§ Data excerpts
━━━━━━━━

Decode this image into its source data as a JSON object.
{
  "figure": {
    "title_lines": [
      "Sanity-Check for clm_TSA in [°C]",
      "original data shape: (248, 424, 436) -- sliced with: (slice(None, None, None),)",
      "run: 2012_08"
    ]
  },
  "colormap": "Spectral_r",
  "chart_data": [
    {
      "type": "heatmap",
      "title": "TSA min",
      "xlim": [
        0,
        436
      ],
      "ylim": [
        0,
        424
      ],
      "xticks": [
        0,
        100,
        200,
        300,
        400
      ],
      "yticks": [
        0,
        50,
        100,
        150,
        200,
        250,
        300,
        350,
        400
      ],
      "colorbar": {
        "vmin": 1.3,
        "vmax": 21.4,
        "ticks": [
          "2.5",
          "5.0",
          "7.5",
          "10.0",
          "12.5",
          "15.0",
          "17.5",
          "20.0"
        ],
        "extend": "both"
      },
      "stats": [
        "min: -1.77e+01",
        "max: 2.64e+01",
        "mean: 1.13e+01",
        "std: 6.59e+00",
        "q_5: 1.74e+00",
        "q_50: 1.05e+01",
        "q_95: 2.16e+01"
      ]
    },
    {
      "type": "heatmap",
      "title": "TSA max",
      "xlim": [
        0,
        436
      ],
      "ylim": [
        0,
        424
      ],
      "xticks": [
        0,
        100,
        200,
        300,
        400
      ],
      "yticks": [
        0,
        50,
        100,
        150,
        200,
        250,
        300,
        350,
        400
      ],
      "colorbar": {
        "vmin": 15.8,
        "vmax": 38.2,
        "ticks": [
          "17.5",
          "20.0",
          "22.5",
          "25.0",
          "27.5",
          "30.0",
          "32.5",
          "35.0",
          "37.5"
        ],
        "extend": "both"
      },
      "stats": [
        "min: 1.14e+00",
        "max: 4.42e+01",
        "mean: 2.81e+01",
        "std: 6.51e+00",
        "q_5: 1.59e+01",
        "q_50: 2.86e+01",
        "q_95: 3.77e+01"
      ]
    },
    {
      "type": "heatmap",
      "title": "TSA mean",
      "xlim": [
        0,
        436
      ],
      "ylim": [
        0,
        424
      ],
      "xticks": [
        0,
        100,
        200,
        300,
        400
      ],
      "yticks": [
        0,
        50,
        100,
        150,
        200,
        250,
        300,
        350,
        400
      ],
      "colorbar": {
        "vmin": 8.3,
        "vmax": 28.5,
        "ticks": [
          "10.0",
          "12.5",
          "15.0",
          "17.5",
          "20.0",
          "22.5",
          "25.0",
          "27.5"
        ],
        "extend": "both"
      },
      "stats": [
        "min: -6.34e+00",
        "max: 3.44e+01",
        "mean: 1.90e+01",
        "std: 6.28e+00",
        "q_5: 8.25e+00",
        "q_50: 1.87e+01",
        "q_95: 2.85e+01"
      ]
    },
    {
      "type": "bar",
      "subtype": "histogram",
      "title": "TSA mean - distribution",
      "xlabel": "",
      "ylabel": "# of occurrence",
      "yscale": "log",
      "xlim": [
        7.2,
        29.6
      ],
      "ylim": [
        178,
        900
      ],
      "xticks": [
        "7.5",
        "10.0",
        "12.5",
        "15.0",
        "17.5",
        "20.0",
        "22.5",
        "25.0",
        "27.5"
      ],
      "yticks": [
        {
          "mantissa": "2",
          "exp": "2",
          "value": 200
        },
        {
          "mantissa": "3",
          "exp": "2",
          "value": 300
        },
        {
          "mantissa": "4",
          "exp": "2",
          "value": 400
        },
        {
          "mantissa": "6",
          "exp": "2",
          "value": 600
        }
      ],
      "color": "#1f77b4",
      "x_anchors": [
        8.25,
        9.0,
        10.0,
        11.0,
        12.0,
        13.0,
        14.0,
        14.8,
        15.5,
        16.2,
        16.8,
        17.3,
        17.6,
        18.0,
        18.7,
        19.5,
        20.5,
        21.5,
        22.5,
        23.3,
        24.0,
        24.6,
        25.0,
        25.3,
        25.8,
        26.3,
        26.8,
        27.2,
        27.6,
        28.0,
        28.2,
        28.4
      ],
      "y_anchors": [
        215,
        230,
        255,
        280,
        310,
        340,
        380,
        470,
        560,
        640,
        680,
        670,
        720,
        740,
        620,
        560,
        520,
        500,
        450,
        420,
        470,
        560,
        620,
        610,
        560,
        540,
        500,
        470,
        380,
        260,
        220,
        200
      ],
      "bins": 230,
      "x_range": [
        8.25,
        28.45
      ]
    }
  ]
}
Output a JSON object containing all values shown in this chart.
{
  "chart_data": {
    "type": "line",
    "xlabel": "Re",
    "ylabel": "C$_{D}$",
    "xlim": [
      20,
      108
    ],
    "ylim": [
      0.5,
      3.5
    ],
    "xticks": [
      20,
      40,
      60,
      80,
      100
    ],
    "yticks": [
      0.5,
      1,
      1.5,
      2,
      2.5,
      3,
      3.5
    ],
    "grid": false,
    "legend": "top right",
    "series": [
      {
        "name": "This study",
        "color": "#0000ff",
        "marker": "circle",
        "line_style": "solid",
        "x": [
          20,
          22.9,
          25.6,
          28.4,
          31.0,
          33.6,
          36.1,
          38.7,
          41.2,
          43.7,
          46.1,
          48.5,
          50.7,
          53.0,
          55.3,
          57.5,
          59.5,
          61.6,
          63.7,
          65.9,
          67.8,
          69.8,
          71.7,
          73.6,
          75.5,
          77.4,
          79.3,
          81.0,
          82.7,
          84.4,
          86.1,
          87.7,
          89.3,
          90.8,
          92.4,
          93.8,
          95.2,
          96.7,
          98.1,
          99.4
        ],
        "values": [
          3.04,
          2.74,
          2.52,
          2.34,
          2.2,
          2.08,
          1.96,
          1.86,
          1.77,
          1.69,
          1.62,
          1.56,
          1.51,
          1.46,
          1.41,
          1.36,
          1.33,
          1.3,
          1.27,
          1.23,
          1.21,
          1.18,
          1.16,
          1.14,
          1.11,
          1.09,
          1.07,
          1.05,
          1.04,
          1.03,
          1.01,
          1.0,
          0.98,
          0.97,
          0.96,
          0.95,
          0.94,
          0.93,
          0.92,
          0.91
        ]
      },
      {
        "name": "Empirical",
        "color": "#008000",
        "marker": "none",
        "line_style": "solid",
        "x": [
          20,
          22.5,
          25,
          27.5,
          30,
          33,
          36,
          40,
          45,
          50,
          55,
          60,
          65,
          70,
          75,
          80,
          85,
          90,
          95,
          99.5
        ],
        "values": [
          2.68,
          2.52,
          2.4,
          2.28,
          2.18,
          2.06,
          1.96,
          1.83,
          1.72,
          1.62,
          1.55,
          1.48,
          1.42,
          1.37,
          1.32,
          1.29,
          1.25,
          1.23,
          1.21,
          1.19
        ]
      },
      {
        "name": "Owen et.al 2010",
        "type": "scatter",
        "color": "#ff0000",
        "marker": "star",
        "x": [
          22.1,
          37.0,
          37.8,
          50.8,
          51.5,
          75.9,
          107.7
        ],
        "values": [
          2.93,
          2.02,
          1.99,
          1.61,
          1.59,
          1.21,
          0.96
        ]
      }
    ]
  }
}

━━━━━━━━

§ Instructions for the task
From the data above, count the lines where "mean" occurs and give that figure and nothing else.

§ Response
5